Set task:
Edit the entries from the line with "Detect and localize" to the line with "left-tick-label: 60 — [65, 243, 86, 264]", changing "left-tick-label" to "left-axis-tick" and leaving everything else unchanged.

Element placement data:
§

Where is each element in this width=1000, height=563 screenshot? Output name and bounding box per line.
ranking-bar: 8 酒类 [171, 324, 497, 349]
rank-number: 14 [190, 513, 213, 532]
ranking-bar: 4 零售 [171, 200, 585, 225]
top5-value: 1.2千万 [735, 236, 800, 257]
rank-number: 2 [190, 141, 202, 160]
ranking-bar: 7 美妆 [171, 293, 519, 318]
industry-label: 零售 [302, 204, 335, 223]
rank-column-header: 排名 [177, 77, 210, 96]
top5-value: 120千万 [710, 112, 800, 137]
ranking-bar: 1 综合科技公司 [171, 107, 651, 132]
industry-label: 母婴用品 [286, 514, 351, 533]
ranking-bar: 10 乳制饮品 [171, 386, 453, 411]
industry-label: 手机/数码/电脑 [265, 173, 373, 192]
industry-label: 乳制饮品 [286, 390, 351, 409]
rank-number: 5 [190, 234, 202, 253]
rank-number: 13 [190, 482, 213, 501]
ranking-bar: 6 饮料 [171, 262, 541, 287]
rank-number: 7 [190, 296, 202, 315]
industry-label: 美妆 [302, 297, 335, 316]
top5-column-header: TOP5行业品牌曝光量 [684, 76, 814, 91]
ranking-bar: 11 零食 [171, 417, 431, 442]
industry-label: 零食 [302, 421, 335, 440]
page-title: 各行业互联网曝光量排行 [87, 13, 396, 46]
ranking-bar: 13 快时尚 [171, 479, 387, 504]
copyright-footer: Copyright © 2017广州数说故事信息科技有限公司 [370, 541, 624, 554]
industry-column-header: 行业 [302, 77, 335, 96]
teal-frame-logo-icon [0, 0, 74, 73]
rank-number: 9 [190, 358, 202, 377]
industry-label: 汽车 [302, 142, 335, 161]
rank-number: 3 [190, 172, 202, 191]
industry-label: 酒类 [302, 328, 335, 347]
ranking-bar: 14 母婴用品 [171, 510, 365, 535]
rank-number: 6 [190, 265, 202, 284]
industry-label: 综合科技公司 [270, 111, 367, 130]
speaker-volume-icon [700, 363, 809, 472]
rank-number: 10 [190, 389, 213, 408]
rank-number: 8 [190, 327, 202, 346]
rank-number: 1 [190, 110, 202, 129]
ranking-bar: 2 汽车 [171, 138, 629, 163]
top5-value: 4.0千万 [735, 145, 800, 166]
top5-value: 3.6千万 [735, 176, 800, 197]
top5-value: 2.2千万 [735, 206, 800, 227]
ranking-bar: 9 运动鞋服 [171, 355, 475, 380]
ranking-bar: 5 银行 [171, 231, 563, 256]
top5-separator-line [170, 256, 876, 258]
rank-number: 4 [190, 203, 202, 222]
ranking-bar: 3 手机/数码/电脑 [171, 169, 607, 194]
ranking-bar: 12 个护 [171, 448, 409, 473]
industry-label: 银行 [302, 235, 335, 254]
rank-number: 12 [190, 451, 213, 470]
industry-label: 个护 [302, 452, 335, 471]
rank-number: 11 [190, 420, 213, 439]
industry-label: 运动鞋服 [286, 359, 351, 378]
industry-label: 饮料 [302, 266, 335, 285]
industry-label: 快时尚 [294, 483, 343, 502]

§

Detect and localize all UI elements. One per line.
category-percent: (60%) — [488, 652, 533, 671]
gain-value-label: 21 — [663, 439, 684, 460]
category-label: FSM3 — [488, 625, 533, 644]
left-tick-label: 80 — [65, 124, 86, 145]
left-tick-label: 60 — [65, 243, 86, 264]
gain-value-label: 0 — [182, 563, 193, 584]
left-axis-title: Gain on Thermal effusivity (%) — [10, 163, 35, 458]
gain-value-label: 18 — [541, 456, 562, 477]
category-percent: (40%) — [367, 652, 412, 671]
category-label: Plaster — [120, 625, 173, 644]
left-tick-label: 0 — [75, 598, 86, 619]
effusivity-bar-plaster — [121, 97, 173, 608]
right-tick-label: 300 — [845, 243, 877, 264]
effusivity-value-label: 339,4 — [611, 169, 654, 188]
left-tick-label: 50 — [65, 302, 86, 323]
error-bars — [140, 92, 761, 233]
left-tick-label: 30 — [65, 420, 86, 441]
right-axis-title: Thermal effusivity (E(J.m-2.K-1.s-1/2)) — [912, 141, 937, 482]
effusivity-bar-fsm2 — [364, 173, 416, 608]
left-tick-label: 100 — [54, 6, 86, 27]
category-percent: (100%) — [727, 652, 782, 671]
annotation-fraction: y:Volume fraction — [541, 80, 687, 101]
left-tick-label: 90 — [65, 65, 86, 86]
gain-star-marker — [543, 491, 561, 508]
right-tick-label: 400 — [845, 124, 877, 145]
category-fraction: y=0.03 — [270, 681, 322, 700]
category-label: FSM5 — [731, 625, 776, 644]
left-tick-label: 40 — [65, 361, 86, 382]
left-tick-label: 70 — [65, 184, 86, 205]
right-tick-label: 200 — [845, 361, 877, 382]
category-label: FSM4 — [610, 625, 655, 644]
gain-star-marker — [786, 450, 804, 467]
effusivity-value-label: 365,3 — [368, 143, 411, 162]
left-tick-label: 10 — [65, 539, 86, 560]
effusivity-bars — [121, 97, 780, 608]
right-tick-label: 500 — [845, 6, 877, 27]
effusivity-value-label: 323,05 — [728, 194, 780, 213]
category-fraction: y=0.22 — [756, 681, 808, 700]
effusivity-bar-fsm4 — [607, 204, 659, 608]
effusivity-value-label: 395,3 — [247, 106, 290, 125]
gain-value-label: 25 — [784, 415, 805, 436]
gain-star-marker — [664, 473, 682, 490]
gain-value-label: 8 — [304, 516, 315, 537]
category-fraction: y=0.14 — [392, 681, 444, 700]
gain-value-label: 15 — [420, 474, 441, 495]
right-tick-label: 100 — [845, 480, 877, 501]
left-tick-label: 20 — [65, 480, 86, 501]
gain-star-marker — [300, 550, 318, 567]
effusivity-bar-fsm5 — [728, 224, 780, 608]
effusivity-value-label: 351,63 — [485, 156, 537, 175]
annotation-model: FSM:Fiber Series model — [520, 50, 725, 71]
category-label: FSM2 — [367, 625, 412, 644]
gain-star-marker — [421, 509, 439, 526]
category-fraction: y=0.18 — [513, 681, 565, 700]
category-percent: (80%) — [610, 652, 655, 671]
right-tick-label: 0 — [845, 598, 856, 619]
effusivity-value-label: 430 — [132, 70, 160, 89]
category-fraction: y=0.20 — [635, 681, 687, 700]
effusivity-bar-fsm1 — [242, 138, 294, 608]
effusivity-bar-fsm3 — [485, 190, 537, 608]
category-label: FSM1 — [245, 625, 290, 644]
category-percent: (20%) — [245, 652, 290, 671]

§

Reply:
Detect and localize all UI elements. One per line.
category-percent: (60%) — [488, 652, 533, 671]
gain-value-label: 21 — [663, 439, 684, 460]
category-label: FSM3 — [488, 625, 533, 644]
left-axis-tick: 80 — [65, 124, 86, 145]
left-axis-tick: 60 — [65, 243, 86, 264]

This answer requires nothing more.